Lines of data
• • • •
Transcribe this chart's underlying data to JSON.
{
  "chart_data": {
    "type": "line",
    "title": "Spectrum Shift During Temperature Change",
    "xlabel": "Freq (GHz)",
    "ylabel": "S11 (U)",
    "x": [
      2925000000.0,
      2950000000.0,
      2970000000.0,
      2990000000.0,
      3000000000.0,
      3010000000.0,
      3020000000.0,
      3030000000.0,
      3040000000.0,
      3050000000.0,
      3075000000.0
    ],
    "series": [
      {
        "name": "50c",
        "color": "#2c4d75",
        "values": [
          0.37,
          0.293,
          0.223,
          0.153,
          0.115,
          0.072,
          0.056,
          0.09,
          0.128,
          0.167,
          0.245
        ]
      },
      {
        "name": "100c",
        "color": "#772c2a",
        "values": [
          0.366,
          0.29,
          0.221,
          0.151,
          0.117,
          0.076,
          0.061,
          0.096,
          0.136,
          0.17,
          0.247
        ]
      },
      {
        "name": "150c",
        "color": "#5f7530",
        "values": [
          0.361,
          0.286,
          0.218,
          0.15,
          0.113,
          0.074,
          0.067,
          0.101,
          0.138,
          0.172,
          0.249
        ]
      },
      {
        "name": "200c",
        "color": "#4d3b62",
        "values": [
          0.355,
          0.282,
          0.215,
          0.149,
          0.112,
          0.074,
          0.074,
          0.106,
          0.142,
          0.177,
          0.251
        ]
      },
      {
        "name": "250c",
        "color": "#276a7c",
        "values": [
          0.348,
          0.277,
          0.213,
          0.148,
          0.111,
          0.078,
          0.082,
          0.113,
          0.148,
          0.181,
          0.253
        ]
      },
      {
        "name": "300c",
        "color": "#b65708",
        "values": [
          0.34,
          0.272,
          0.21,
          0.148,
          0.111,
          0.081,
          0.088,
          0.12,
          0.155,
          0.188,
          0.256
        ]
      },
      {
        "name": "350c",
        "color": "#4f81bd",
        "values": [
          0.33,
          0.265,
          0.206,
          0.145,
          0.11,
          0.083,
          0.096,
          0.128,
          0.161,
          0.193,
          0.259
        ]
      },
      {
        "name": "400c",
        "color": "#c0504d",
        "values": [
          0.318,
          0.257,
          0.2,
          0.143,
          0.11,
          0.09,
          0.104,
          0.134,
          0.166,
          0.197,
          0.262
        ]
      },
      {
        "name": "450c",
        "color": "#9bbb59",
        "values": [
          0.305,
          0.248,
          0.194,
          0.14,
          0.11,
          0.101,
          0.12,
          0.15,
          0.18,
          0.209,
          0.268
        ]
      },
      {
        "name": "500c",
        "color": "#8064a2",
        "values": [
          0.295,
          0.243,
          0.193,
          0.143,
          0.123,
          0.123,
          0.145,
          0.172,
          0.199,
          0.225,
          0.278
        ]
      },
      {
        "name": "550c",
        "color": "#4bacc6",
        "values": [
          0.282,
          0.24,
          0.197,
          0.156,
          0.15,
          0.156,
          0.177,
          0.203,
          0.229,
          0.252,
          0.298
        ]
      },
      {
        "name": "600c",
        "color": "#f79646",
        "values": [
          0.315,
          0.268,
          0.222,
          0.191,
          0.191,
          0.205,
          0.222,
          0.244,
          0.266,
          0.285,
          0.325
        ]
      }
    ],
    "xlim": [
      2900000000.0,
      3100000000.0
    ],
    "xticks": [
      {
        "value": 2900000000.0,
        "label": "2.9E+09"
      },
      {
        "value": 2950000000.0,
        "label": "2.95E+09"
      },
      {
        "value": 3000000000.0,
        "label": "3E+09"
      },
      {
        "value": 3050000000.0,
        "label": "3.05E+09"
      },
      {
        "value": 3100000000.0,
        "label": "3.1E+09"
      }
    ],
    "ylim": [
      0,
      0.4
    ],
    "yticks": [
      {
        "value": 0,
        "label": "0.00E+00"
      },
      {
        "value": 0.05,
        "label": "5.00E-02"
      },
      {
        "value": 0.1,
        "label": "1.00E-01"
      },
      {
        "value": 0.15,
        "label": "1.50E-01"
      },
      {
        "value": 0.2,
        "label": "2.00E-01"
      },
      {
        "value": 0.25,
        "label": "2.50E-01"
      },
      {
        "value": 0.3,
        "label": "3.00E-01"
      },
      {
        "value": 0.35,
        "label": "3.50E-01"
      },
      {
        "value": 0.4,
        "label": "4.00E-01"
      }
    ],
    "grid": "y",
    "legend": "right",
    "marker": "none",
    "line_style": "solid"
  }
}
• • • •
Retype all of the data shown above, word for word.

Correct output
Transcribe this chart's underlying data to JSON.
{
  "chart_data": {
    "type": "line",
    "title": "Spectrum Shift During Temperature Change",
    "xlabel": "Freq (GHz)",
    "ylabel": "S11 (U)",
    "x": [
      2925000000.0,
      2950000000.0,
      2970000000.0,
      2990000000.0,
      3000000000.0,
      3010000000.0,
      3020000000.0,
      3030000000.0,
      3040000000.0,
      3050000000.0,
      3075000000.0
    ],
    "series": [
      {
        "name": "50c",
        "color": "#2c4d75",
        "values": [
          0.37,
          0.293,
          0.223,
          0.153,
          0.115,
          0.072,
          0.056,
          0.09,
          0.128,
          0.167,
          0.245
        ]
      },
      {
        "name": "100c",
        "color": "#772c2a",
        "values": [
          0.366,
          0.29,
          0.221,
          0.151,
          0.117,
          0.076,
          0.061,
          0.096,
          0.136,
          0.17,
          0.247
        ]
      },
      {
        "name": "150c",
        "color": "#5f7530",
        "values": [
          0.361,
          0.286,
          0.218,
          0.15,
          0.113,
          0.074,
          0.067,
          0.101,
          0.138,
          0.172,
          0.249
        ]
      },
      {
        "name": "200c",
        "color": "#4d3b62",
        "values": [
          0.355,
          0.282,
          0.215,
          0.149,
          0.112,
          0.074,
          0.074,
          0.106,
          0.142,
          0.177,
          0.251
        ]
      },
      {
        "name": "250c",
        "color": "#276a7c",
        "values": [
          0.348,
          0.277,
          0.213,
          0.148,
          0.111,
          0.078,
          0.082,
          0.113,
          0.148,
          0.181,
          0.253
        ]
      },
      {
        "name": "300c",
        "color": "#b65708",
        "values": [
          0.34,
          0.272,
          0.21,
          0.148,
          0.111,
          0.081,
          0.088,
          0.12,
          0.155,
          0.188,
          0.256
        ]
      },
      {
        "name": "350c",
        "color": "#4f81bd",
        "values": [
          0.33,
          0.265,
          0.206,
          0.145,
          0.11,
          0.083,
          0.096,
          0.128,
          0.161,
          0.193,
          0.259
        ]
      },
      {
        "name": "400c",
        "color": "#c0504d",
        "values": [
          0.318,
          0.257,
          0.2,
          0.143,
          0.11,
          0.09,
          0.104,
          0.134,
          0.166,
          0.197,
          0.262
        ]
      },
      {
        "name": "450c",
        "color": "#9bbb59",
        "values": [
          0.305,
          0.248,
          0.194,
          0.14,
          0.11,
          0.101,
          0.12,
          0.15,
          0.18,
          0.209,
          0.268
        ]
      },
      {
        "name": "500c",
        "color": "#8064a2",
        "values": [
          0.295,
          0.243,
          0.193,
          0.143,
          0.123,
          0.123,
          0.145,
          0.172,
          0.199,
          0.225,
          0.278
        ]
      },
      {
        "name": "550c",
        "color": "#4bacc6",
        "values": [
          0.282,
          0.24,
          0.197,
          0.156,
          0.15,
          0.156,
          0.177,
          0.203,
          0.229,
          0.252,
          0.298
        ]
      },
      {
        "name": "600c",
        "color": "#f79646",
        "values": [
          0.315,
          0.268,
          0.222,
          0.191,
          0.191,
          0.205,
          0.222,
          0.244,
          0.266,
          0.285,
          0.325
        ]
      }
    ],
    "xlim": [
      2900000000.0,
      3100000000.0
    ],
    "xticks": [
      {
        "value": 2900000000.0,
        "label": "2.9E+09"
      },
      {
        "value": 2950000000.0,
        "label": "2.95E+09"
      },
      {
        "value": 3000000000.0,
        "label": "3E+09"
      },
      {
        "value": 3050000000.0,
        "label": "3.05E+09"
      },
      {
        "value": 3100000000.0,
        "label": "3.1E+09"
      }
    ],
    "ylim": [
      0,
      0.4
    ],
    "yticks": [
      {
        "value": 0,
        "label": "0.00E+00"
      },
      {
        "value": 0.05,
        "label": "5.00E-02"
      },
      {
        "value": 0.1,
        "label": "1.00E-01"
      },
      {
        "value": 0.15,
        "label": "1.50E-01"
      },
      {
        "value": 0.2,
        "label": "2.00E-01"
      },
      {
        "value": 0.25,
        "label": "2.50E-01"
      },
      {
        "value": 0.3,
        "label": "3.00E-01"
      },
      {
        "value": 0.35,
        "label": "3.50E-01"
      },
      {
        "value": 0.4,
        "label": "4.00E-01"
      }
    ],
    "grid": "y",
    "legend": "right",
    "marker": "none",
    "line_style": "solid"
  }
}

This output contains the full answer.